- _Exercise aim_:
Return the following records unchanged, beginning with the first line and stopping after the line that contains "legend-label: 市销率 xyxy=(711,718,778,743)", with that line included.

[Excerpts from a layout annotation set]
****************************************

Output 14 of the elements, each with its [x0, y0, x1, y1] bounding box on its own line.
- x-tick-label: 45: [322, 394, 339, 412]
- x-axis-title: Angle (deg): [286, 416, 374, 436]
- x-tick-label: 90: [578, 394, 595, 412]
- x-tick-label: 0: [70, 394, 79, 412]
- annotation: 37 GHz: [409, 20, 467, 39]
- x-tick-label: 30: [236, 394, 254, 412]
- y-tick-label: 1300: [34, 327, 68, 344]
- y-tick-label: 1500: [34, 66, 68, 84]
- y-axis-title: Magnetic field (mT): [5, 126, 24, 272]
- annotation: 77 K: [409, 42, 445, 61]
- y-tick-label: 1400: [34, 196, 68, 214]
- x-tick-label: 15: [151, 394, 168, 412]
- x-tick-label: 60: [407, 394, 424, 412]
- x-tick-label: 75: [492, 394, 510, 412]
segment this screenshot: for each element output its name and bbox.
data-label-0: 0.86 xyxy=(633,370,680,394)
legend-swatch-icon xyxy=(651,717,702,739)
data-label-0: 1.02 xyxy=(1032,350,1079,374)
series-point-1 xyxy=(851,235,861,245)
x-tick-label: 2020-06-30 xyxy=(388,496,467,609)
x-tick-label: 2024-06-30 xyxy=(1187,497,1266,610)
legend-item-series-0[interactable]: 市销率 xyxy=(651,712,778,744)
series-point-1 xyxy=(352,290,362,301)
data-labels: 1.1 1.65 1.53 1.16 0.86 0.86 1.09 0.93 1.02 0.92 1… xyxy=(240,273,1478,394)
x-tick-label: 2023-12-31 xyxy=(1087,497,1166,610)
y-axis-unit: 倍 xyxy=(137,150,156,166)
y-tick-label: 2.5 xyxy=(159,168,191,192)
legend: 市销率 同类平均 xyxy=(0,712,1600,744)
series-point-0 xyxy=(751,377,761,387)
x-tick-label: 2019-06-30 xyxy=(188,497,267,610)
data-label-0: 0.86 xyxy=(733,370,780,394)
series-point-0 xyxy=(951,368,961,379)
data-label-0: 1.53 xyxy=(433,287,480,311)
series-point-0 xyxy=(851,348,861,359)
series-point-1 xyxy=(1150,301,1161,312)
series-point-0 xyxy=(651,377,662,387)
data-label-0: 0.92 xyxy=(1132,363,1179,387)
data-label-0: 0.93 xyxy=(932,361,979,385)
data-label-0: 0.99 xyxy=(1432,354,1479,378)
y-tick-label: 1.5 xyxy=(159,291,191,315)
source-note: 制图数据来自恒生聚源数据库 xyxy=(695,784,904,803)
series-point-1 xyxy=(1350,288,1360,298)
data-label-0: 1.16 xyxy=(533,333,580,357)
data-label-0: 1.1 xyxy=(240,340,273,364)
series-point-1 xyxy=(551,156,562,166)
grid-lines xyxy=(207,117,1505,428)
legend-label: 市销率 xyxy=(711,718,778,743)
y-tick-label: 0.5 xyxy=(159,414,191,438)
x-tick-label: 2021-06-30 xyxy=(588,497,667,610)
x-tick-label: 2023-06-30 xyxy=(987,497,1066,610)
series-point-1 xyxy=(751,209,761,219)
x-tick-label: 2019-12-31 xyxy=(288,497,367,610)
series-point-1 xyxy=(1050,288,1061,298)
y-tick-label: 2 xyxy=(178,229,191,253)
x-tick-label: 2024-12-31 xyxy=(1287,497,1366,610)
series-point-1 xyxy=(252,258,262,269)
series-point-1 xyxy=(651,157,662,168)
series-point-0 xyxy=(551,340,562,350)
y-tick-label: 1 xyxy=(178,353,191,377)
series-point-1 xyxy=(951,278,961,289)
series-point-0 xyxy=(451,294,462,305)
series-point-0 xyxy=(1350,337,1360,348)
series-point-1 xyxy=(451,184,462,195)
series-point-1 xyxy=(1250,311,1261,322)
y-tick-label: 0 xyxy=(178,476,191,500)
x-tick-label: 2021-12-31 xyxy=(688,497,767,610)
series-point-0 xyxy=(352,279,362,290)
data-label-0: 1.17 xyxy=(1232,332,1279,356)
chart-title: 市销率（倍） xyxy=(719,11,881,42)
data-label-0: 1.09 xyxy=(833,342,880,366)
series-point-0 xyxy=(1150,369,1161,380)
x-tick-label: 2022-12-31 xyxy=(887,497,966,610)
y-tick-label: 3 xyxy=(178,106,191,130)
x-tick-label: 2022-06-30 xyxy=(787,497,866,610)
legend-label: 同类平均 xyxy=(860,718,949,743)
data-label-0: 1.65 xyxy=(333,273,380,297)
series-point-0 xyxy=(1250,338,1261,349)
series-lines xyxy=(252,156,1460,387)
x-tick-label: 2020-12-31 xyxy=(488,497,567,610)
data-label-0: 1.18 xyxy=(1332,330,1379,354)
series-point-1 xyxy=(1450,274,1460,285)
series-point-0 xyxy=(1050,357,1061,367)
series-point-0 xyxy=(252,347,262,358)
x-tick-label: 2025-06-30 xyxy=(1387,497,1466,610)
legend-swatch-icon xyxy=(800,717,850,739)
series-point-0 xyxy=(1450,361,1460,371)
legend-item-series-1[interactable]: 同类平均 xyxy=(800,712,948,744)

****************************************

- _Exercise response_:
Output 14 of the elements, each with its [x0, y0, x1, y1] bounding box on its own line.
- x-tick-label: 45: [322, 394, 339, 412]
- x-axis-title: Angle (deg): [286, 416, 374, 436]
- x-tick-label: 90: [578, 394, 595, 412]
- x-tick-label: 0: [70, 394, 79, 412]
- annotation: 37 GHz: [409, 20, 467, 39]
- x-tick-label: 30: [236, 394, 254, 412]
- y-tick-label: 1300: [34, 327, 68, 344]
- y-tick-label: 1500: [34, 66, 68, 84]
- y-axis-title: Magnetic field (mT): [5, 126, 24, 272]
- annotation: 77 K: [409, 42, 445, 61]
- y-tick-label: 1400: [34, 196, 68, 214]
- x-tick-label: 15: [151, 394, 168, 412]
- x-tick-label: 60: [407, 394, 424, 412]
- x-tick-label: 75: [492, 394, 510, 412]
segment this screenshot: for each element output its name and bbox.
data-label-0: 0.86 xyxy=(633,370,680,394)
legend-swatch-icon xyxy=(651,717,702,739)
data-label-0: 1.02 xyxy=(1032,350,1079,374)
series-point-1 xyxy=(851,235,861,245)
x-tick-label: 2020-06-30 xyxy=(388,496,467,609)
x-tick-label: 2024-06-30 xyxy=(1187,497,1266,610)
legend-item-series-0[interactable]: 市销率 xyxy=(651,712,778,744)
series-point-1 xyxy=(352,290,362,301)
data-labels: 1.1 1.65 1.53 1.16 0.86 0.86 1.09 0.93 1.02 0.92 1… xyxy=(240,273,1478,394)
x-tick-label: 2023-12-31 xyxy=(1087,497,1166,610)
y-axis-unit: 倍 xyxy=(137,150,156,166)
y-tick-label: 2.5 xyxy=(159,168,191,192)
legend: 市销率 同类平均 xyxy=(0,712,1600,744)
series-point-0 xyxy=(751,377,761,387)
x-tick-label: 2019-06-30 xyxy=(188,497,267,610)
data-label-0: 0.86 xyxy=(733,370,780,394)
series-point-0 xyxy=(951,368,961,379)
data-label-0: 1.53 xyxy=(433,287,480,311)
series-point-0 xyxy=(851,348,861,359)
series-point-1 xyxy=(1150,301,1161,312)
series-point-0 xyxy=(651,377,662,387)
data-label-0: 0.92 xyxy=(1132,363,1179,387)
data-label-0: 0.93 xyxy=(932,361,979,385)
data-label-0: 0.99 xyxy=(1432,354,1479,378)
y-tick-label: 1.5 xyxy=(159,291,191,315)
source-note: 制图数据来自恒生聚源数据库 xyxy=(695,784,904,803)
series-point-1 xyxy=(1350,288,1360,298)
data-label-0: 1.16 xyxy=(533,333,580,357)
data-label-0: 1.1 xyxy=(240,340,273,364)
series-point-1 xyxy=(551,156,562,166)
grid-lines xyxy=(207,117,1505,428)
legend-label: 市销率 xyxy=(711,718,778,743)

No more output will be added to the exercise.